Tag Archives: faith

The Lemons and Me and This Season

I found a patch of fireweed last week that was in full fuzz, and I couldn’t believe my eyes.

How are we here so quickly?

How are we six weeks out from winter now, with the Sockeye gone and the Coho here, and with those Silvers running, the feeling of frost each morning has rushed in too, and the need for a reset each night lingers?

Oh, it’s been a year. And it’s just August.

I think every single person close to me feels the same.

It’s been a year.

It was supposed to be the year when we all finally…FINALLY threw off the bad memories of the pandemic…when we all had a fresh start…when it was just going to be a page-turner and a chapter-changer.

But man, it’s been a year.

And this time of year, this particular season, it always has me yearning for a new planner.

A fresh start.

College classes start back up, a fresh new year begins in my job, my babies crank up their schooling…

It’s a natural start to new beginnings, and some years are happy and others are reflective…

but this one…this one has been a little sad.

Oh I still want a new planner. I’ve chosen my 2026 version, I’ve got the stickers ordered, I’ve got a PLAN for the planner.

That’s just because I’m looking to rein some things in, though.

Looking for some sense in the sadness…some methodical for the melancholy.

Because the older I get, the harder it comes, this changing-of-the-seasons.

And as I take stock in the state of things here in this bottom quarter of 2025, I feel the weight of it all.

This season that has a nation divided. Once again, here we are divided, this time uglier somehow.

This season that has me facing the rest of my life without my mama by my side.

**Data excerpts:**
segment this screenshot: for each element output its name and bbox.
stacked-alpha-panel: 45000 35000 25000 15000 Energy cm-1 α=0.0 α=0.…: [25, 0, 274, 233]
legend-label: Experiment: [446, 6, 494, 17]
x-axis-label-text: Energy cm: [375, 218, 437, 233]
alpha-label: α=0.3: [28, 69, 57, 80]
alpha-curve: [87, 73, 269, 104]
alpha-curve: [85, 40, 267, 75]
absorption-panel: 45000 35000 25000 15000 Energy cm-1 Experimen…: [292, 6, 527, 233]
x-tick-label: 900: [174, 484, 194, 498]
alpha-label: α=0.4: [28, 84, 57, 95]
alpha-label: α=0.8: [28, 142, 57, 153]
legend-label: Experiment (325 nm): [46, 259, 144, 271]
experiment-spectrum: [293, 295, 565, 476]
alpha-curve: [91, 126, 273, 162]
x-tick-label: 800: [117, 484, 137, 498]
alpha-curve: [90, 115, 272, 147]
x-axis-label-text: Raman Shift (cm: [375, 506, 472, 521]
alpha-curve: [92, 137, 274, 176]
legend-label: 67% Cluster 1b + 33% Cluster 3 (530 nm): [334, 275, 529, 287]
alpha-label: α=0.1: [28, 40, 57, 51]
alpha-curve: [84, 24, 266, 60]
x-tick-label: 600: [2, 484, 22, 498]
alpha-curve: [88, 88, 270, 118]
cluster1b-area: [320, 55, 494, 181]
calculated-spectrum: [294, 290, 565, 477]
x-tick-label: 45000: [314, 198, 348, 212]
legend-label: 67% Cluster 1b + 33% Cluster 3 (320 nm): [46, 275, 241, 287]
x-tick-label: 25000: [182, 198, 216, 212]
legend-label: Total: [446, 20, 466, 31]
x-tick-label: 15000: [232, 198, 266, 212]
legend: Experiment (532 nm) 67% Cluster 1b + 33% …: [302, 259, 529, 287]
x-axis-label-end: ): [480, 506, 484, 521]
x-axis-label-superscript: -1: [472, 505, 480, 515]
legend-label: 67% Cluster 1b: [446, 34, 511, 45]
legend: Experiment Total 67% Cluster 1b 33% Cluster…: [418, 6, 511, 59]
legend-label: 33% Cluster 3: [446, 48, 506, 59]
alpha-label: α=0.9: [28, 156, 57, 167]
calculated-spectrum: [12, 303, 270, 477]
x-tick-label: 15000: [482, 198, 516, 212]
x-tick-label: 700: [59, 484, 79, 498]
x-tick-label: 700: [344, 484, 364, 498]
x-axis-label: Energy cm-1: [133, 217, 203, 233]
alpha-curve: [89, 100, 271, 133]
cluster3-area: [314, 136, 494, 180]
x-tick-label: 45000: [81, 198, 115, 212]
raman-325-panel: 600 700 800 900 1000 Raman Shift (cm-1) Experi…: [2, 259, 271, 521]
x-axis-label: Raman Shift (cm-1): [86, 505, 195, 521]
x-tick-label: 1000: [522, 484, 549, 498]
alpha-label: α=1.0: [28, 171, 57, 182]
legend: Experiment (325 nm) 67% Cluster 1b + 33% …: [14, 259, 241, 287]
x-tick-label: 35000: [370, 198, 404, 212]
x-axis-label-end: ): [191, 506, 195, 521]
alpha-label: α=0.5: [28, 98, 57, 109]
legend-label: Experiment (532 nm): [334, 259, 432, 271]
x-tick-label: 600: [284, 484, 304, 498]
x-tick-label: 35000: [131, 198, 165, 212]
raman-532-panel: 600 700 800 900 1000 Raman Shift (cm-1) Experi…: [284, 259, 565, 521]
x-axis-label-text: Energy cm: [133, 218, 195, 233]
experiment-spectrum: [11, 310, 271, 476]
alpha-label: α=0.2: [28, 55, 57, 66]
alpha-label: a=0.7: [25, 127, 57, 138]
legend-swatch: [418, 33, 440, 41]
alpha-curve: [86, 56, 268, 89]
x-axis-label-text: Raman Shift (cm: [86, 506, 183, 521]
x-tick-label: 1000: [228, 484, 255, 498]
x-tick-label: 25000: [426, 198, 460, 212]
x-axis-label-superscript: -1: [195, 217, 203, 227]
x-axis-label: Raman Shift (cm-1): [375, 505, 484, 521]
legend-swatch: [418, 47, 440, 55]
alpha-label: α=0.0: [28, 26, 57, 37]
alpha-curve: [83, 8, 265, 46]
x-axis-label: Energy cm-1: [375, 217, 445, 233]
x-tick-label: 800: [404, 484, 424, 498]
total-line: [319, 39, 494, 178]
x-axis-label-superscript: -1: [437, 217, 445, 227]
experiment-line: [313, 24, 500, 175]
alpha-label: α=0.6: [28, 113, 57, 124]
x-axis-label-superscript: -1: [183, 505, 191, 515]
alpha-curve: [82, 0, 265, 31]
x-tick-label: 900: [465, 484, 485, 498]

**Task instructions:**
(a) Decide whether each statement agrees with the post "The Lemons and Me and This Season," answering yes or no and quoting the deciding words: (i) Last week a patch of fireweed in full fuzz was found. (ii) The Coho are gone and the Sockeye have arrived. (iii) No planner for 2026 has been chosen yet.
(b) Set down the post "The Lemons and Me and This Season" word for word from "Oh I still want" up to and including "time uglier somehow.".
The data plays no part in what comes next.

**Answers for the tasks:**
(a)
(i) Yes: "I found a patch of fireweed last week that was in full fuzz"
(ii) No: "with the Sockeye gone and the Coho here"
(iii) No: "I’ve chosen my 2026 version"

(b)
Oh I still want a new planner. I’ve chosen my 2026 version, I’ve got the stickers ordered, I’ve got a PLAN for the planner.

That’s just because I’m looking to rein some things in, though.

Looking for some sense in the sadness…some methodical for the melancholy.

Because the older I get, the harder it comes, this changing-of-the-seasons.

And as I take stock in the state of things here in this bottom quarter of 2025, I feel the weight of it all.

This season that has a nation divided. Once again, here we are divided, this time uglier somehow.